**Direction**
List each line of the data that holds the string "screenshot", please.

**Dataset extract**
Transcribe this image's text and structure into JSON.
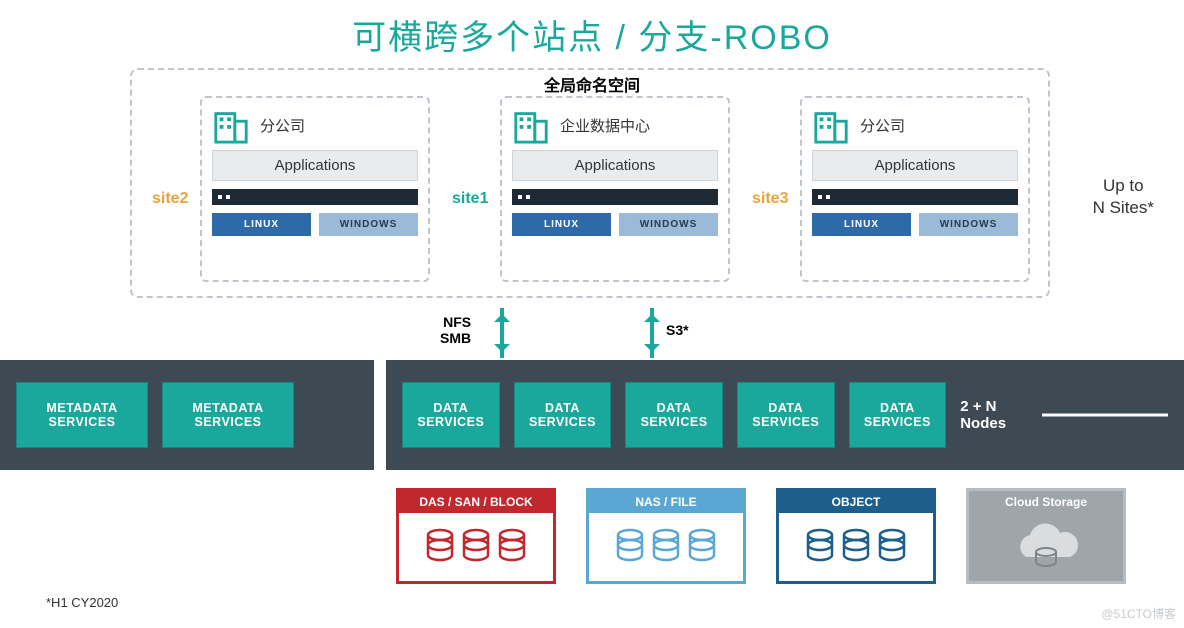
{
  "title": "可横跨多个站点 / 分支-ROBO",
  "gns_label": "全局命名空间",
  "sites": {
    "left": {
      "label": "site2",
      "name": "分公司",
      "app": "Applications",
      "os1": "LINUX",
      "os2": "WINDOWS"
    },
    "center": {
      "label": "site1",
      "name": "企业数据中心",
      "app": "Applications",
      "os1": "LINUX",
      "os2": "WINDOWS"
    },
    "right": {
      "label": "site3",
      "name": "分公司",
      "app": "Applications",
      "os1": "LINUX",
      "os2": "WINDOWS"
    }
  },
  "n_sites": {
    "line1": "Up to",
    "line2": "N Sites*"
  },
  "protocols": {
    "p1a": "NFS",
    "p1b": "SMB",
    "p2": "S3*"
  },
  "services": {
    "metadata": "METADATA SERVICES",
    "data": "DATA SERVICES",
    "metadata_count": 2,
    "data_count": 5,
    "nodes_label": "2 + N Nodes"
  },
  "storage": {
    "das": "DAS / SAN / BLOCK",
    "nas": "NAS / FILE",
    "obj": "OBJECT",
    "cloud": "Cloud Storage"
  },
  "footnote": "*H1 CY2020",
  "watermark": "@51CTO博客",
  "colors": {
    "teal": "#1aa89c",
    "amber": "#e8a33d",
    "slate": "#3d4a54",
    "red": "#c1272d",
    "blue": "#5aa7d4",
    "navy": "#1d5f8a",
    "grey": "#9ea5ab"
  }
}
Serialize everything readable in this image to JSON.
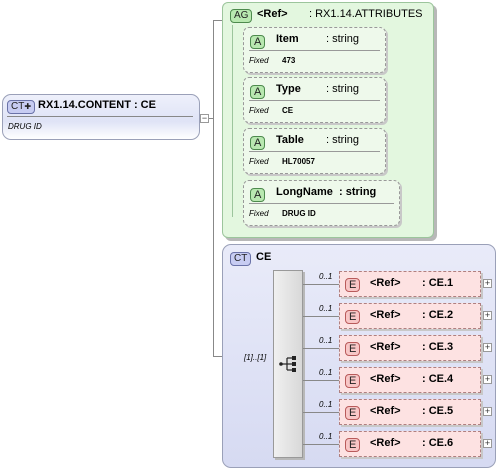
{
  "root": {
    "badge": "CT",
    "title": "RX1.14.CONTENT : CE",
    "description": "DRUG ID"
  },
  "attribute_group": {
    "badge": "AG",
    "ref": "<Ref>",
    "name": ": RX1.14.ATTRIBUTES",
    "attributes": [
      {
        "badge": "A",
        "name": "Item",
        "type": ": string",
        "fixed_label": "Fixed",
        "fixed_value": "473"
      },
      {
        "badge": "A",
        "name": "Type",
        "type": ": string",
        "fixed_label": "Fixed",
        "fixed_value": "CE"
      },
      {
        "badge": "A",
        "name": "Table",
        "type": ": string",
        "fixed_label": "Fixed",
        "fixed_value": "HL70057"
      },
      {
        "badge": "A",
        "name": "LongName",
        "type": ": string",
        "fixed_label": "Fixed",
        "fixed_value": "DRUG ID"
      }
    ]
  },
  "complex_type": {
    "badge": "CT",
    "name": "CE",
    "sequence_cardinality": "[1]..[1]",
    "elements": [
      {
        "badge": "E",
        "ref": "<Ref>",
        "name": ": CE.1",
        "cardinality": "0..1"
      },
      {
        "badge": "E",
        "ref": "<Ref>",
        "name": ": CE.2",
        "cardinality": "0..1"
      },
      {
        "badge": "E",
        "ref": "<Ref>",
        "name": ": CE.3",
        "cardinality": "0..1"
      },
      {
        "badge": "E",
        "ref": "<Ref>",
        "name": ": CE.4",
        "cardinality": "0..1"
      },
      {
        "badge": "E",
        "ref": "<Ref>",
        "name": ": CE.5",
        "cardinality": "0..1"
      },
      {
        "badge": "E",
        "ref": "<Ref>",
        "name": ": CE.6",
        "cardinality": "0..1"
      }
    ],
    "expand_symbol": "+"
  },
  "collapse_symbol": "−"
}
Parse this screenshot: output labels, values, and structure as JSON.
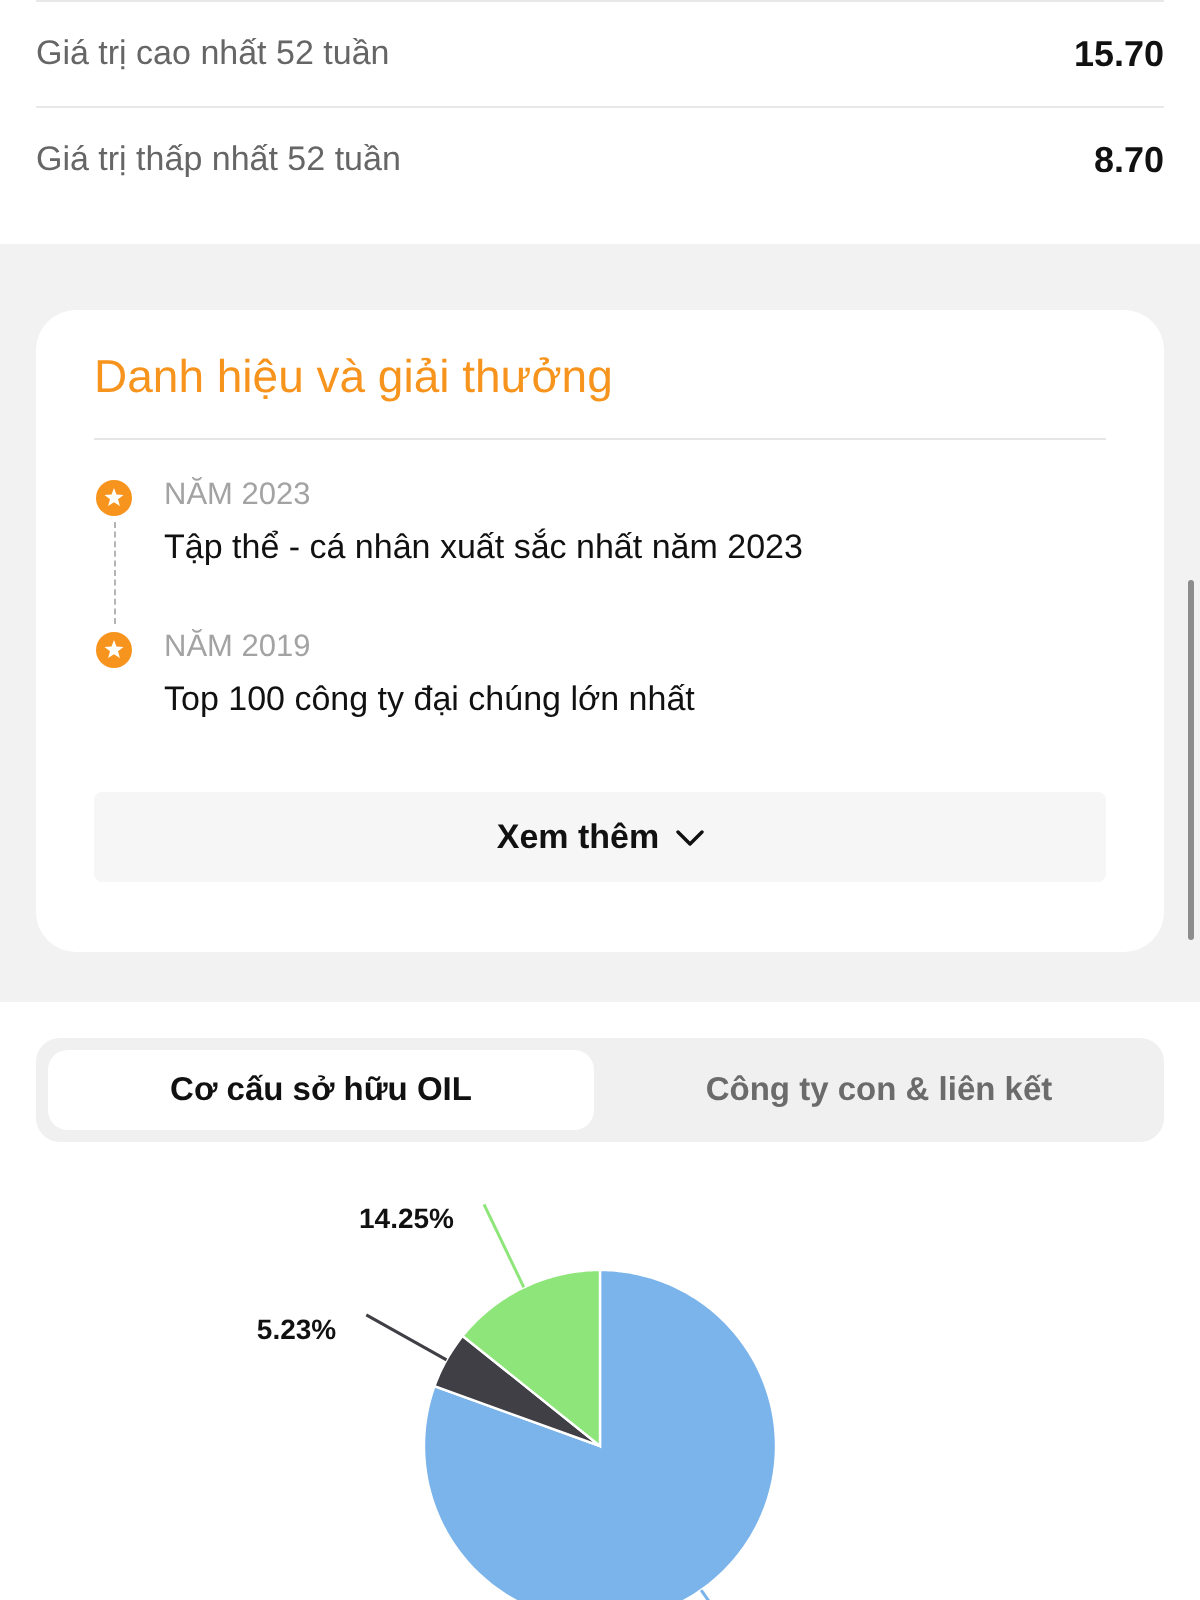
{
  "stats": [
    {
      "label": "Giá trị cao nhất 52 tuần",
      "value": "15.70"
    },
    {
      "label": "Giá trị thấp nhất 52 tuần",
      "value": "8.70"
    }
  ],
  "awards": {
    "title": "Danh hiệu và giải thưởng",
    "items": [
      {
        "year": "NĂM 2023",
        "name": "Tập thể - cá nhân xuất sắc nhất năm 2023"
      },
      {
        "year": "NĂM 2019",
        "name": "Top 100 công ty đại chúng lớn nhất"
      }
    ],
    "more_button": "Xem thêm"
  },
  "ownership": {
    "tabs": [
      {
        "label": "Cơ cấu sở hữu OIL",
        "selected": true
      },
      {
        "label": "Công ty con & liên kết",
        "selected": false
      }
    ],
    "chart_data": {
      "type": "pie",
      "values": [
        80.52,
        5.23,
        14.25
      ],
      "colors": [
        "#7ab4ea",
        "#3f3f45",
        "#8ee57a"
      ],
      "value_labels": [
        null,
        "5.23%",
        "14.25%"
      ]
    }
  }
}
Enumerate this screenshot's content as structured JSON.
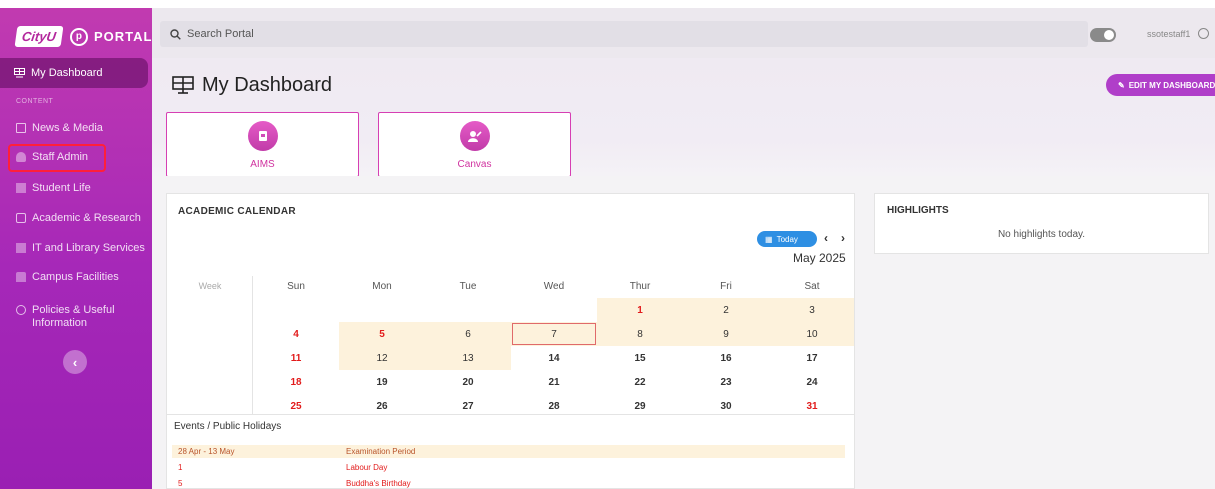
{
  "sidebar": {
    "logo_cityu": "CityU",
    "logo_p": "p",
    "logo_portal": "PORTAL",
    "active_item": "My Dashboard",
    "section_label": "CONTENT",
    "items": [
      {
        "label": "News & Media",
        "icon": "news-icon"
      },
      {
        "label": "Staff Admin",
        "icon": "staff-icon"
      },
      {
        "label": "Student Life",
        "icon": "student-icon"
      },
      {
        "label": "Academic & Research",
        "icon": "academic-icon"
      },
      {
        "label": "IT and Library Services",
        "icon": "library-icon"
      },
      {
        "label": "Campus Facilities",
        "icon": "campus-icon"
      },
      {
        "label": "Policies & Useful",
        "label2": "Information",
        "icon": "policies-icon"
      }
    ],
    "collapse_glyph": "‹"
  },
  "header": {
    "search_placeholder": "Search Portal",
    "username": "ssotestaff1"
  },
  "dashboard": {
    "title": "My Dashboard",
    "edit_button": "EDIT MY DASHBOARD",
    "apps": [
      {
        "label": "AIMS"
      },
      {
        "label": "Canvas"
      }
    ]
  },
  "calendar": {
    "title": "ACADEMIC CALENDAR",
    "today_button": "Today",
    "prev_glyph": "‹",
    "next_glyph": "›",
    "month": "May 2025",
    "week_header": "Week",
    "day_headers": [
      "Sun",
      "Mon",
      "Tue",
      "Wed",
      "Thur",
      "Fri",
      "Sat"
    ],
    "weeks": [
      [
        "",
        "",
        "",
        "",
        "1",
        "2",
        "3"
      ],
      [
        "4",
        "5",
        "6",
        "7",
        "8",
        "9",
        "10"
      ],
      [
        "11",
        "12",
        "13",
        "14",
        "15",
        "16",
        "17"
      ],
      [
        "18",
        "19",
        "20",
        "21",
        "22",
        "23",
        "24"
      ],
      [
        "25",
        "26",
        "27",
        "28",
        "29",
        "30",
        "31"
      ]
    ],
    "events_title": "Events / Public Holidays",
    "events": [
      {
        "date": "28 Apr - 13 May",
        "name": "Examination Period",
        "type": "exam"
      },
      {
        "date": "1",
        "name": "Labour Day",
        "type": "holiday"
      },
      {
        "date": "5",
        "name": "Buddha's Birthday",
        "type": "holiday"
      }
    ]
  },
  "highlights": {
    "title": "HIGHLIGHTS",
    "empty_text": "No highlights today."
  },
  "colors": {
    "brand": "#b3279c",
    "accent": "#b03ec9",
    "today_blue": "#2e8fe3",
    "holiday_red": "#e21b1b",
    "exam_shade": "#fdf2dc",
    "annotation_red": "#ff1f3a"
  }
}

**Response**
Parse this screenshot: output labels, values, and structure as JSON.
Enumerate this screenshot's content as structured JSON.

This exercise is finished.